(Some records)
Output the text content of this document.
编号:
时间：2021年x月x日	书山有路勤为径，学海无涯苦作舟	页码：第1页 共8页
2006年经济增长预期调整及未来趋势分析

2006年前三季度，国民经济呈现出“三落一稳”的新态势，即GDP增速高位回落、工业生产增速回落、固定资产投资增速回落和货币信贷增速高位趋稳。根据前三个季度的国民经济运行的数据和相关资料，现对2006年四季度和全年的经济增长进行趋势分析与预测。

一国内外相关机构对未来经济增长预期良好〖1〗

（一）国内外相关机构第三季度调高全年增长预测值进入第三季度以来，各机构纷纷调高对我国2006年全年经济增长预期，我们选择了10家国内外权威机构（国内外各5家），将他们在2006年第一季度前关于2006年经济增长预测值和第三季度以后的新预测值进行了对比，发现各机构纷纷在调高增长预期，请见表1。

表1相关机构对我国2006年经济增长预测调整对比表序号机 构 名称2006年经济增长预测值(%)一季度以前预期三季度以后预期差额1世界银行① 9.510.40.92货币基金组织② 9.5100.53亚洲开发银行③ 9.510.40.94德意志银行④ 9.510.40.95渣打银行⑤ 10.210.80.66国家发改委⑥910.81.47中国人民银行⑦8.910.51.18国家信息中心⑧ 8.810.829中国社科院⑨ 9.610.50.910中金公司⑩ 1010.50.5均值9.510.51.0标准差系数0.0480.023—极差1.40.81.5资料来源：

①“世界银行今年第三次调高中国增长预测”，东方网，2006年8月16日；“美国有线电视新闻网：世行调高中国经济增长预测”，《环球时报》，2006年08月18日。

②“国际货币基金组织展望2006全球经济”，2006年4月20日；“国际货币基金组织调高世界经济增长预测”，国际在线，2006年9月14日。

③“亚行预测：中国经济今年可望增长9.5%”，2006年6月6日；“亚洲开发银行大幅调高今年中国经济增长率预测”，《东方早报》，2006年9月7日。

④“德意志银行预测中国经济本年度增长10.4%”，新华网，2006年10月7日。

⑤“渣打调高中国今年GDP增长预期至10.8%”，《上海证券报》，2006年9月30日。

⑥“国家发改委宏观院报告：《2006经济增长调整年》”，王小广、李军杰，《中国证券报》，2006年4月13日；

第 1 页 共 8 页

INSTRUCTION - In full and verbatim, repeat the records given above.

FINAL RESULT -
Output the text content of this document.
编号:
时间：2021年x月x日	书山有路勤为径，学海无涯苦作舟	页码：第1页 共8页
2006年经济增长预期调整及未来趋势分析

2006年前三季度，国民经济呈现出“三落一稳”的新态势，即GDP增速高位回落、工业生产增速回落、固定资产投资增速回落和货币信贷增速高位趋稳。根据前三个季度的国民经济运行的数据和相关资料，现对2006年四季度和全年的经济增长进行趋势分析与预测。

一国内外相关机构对未来经济增长预期良好〖1〗

（一）国内外相关机构第三季度调高全年增长预测值进入第三季度以来，各机构纷纷调高对我国2006年全年经济增长预期，我们选择了10家国内外权威机构（国内外各5家），将他们在2006年第一季度前关于2006年经济增长预测值和第三季度以后的新预测值进行了对比，发现各机构纷纷在调高增长预期，请见表1。

表1相关机构对我国2006年经济增长预测调整对比表序号机 构 名称2006年经济增长预测值(%)一季度以前预期三季度以后预期差额1世界银行① 9.510.40.92货币基金组织② 9.5100.53亚洲开发银行③ 9.510.40.94德意志银行④ 9.510.40.95渣打银行⑤ 10.210.80.66国家发改委⑥910.81.47中国人民银行⑦8.910.51.18国家信息中心⑧ 8.810.829中国社科院⑨ 9.610.50.910中金公司⑩ 1010.50.5均值9.510.51.0标准差系数0.0480.023—极差1.40.81.5资料来源：

①“世界银行今年第三次调高中国增长预测”，东方网，2006年8月16日；“美国有线电视新闻网：世行调高中国经济增长预测”，《环球时报》，2006年08月18日。

②“国际货币基金组织展望2006全球经济”，2006年4月20日；“国际货币基金组织调高世界经济增长预测”，国际在线，2006年9月14日。

③“亚行预测：中国经济今年可望增长9.5%”，2006年6月6日；“亚洲开发银行大幅调高今年中国经济增长率预测”，《东方早报》，2006年9月7日。

④“德意志银行预测中国经济本年度增长10.4%”，新华网，2006年10月7日。

⑤“渣打调高中国今年GDP增长预期至10.8%”，《上海证券报》，2006年9月30日。

⑥“国家发改委宏观院报告：《2006经济增长调整年》”，王小广、李军杰，《中国证券报》，2006年4月13日；

第 1 页 共 8 页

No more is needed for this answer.